The task - Would you copy out the whole listing exactly as given?

Supplied records -
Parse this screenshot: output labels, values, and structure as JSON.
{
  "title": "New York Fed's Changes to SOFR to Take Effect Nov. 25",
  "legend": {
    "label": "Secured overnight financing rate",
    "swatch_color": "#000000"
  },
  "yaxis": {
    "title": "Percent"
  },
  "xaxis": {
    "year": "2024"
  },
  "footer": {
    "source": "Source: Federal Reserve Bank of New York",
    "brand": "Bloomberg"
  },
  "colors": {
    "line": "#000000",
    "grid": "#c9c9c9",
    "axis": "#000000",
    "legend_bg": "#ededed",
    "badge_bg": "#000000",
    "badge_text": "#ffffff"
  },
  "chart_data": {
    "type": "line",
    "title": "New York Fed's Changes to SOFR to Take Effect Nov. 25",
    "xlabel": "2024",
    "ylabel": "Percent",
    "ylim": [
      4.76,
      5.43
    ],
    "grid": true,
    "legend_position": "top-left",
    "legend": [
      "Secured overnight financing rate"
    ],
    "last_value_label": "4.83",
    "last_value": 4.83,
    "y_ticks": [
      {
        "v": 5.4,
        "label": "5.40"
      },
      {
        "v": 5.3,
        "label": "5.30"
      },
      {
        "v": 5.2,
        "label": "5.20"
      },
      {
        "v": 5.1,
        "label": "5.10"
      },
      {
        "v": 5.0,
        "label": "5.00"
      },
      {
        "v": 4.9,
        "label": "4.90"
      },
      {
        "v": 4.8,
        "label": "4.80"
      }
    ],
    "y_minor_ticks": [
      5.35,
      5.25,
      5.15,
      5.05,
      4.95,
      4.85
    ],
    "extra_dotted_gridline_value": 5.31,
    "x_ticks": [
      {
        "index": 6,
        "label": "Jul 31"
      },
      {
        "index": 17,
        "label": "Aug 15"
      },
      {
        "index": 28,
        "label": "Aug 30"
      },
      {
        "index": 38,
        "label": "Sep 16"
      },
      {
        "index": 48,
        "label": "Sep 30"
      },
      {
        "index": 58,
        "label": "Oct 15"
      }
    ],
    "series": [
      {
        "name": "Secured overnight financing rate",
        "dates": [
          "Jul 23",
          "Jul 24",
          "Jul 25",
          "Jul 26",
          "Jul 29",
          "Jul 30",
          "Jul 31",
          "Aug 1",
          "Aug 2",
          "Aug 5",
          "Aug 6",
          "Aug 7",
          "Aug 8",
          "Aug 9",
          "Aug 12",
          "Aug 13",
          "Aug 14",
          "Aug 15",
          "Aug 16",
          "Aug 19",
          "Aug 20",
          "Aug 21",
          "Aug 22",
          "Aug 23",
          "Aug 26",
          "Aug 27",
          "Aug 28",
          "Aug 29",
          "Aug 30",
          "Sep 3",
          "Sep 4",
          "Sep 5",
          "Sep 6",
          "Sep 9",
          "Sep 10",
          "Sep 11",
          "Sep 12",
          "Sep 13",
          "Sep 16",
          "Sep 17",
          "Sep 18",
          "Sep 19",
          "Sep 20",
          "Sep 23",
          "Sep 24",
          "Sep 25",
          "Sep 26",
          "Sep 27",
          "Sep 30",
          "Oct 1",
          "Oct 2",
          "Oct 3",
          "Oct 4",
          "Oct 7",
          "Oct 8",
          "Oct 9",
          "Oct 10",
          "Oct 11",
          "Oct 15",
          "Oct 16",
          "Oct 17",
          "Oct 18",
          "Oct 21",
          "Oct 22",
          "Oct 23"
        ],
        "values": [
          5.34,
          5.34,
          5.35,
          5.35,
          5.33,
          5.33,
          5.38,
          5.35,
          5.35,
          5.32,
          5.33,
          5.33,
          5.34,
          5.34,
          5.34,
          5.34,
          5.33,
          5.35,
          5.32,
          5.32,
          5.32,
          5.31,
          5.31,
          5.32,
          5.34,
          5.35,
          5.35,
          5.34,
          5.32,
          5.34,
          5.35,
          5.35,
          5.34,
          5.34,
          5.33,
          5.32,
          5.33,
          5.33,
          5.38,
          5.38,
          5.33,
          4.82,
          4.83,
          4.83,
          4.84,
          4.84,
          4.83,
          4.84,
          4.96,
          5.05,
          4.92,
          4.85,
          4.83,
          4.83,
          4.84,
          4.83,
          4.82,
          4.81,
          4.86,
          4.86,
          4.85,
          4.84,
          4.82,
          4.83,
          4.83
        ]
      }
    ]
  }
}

Response to the task -
Parse this screenshot: output labels, values, and structure as JSON.
{
  "title": "New York Fed's Changes to SOFR to Take Effect Nov. 25",
  "legend": {
    "label": "Secured overnight financing rate",
    "swatch_color": "#000000"
  },
  "yaxis": {
    "title": "Percent"
  },
  "xaxis": {
    "year": "2024"
  },
  "footer": {
    "source": "Source: Federal Reserve Bank of New York",
    "brand": "Bloomberg"
  },
  "colors": {
    "line": "#000000",
    "grid": "#c9c9c9",
    "axis": "#000000",
    "legend_bg": "#ededed",
    "badge_bg": "#000000",
    "badge_text": "#ffffff"
  },
  "chart_data": {
    "type": "line",
    "title": "New York Fed's Changes to SOFR to Take Effect Nov. 25",
    "xlabel": "2024",
    "ylabel": "Percent",
    "ylim": [
      4.76,
      5.43
    ],
    "grid": true,
    "legend_position": "top-left",
    "legend": [
      "Secured overnight financing rate"
    ],
    "last_value_label": "4.83",
    "last_value": 4.83,
    "y_ticks": [
      {
        "v": 5.4,
        "label": "5.40"
      },
      {
        "v": 5.3,
        "label": "5.30"
      },
      {
        "v": 5.2,
        "label": "5.20"
      },
      {
        "v": 5.1,
        "label": "5.10"
      },
      {
        "v": 5.0,
        "label": "5.00"
      },
      {
        "v": 4.9,
        "label": "4.90"
      },
      {
        "v": 4.8,
        "label": "4.80"
      }
    ],
    "y_minor_ticks": [
      5.35,
      5.25,
      5.15,
      5.05,
      4.95,
      4.85
    ],
    "extra_dotted_gridline_value": 5.31,
    "x_ticks": [
      {
        "index": 6,
        "label": "Jul 31"
      },
      {
        "index": 17,
        "label": "Aug 15"
      },
      {
        "index": 28,
        "label": "Aug 30"
      },
      {
        "index": 38,
        "label": "Sep 16"
      },
      {
        "index": 48,
        "label": "Sep 30"
      },
      {
        "index": 58,
        "label": "Oct 15"
      }
    ],
    "series": [
      {
        "name": "Secured overnight financing rate",
        "dates": [
          "Jul 23",
          "Jul 24",
          "Jul 25",
          "Jul 26",
          "Jul 29",
          "Jul 30",
          "Jul 31",
          "Aug 1",
          "Aug 2",
          "Aug 5",
          "Aug 6",
          "Aug 7",
          "Aug 8",
          "Aug 9",
          "Aug 12",
          "Aug 13",
          "Aug 14",
          "Aug 15",
          "Aug 16",
          "Aug 19",
          "Aug 20",
          "Aug 21",
          "Aug 22",
          "Aug 23",
          "Aug 26",
          "Aug 27",
          "Aug 28",
          "Aug 29",
          "Aug 30",
          "Sep 3",
          "Sep 4",
          "Sep 5",
          "Sep 6",
          "Sep 9",
          "Sep 10",
          "Sep 11",
          "Sep 12",
          "Sep 13",
          "Sep 16",
          "Sep 17",
          "Sep 18",
          "Sep 19",
          "Sep 20",
          "Sep 23",
          "Sep 24",
          "Sep 25",
          "Sep 26",
          "Sep 27",
          "Sep 30",
          "Oct 1",
          "Oct 2",
          "Oct 3",
          "Oct 4",
          "Oct 7",
          "Oct 8",
          "Oct 9",
          "Oct 10",
          "Oct 11",
          "Oct 15",
          "Oct 16",
          "Oct 17",
          "Oct 18",
          "Oct 21",
          "Oct 22",
          "Oct 23"
        ],
        "values": [
          5.34,
          5.34,
          5.35,
          5.35,
          5.33,
          5.33,
          5.38,
          5.35,
          5.35,
          5.32,
          5.33,
          5.33,
          5.34,
          5.34,
          5.34,
          5.34,
          5.33,
          5.35,
          5.32,
          5.32,
          5.32,
          5.31,
          5.31,
          5.32,
          5.34,
          5.35,
          5.35,
          5.34,
          5.32,
          5.34,
          5.35,
          5.35,
          5.34,
          5.34,
          5.33,
          5.32,
          5.33,
          5.33,
          5.38,
          5.38,
          5.33,
          4.82,
          4.83,
          4.83,
          4.84,
          4.84,
          4.83,
          4.84,
          4.96,
          5.05,
          4.92,
          4.85,
          4.83,
          4.83,
          4.84,
          4.83,
          4.82,
          4.81,
          4.86,
          4.86,
          4.85,
          4.84,
          4.82,
          4.83,
          4.83
        ]
      }
    ]
  }
}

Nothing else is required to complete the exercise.